*What is asked*
State how many lines in the entries below contain "可以判定". Write nothing but the number.

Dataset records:
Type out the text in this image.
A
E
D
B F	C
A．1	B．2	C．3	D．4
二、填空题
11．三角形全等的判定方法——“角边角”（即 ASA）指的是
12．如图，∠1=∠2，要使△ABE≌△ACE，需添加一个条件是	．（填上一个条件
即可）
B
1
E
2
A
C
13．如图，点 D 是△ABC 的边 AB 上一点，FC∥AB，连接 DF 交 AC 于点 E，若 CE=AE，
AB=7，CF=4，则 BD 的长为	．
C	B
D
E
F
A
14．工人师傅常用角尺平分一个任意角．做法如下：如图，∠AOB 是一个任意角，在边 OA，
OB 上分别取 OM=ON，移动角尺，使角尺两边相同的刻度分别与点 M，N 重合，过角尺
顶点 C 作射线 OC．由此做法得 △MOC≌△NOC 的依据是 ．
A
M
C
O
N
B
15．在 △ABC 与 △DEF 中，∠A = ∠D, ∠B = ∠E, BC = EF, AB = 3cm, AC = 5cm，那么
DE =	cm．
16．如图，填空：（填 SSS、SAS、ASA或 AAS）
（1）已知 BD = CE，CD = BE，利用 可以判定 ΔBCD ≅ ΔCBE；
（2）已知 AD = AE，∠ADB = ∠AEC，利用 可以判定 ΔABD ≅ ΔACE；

*Reply to the task*
2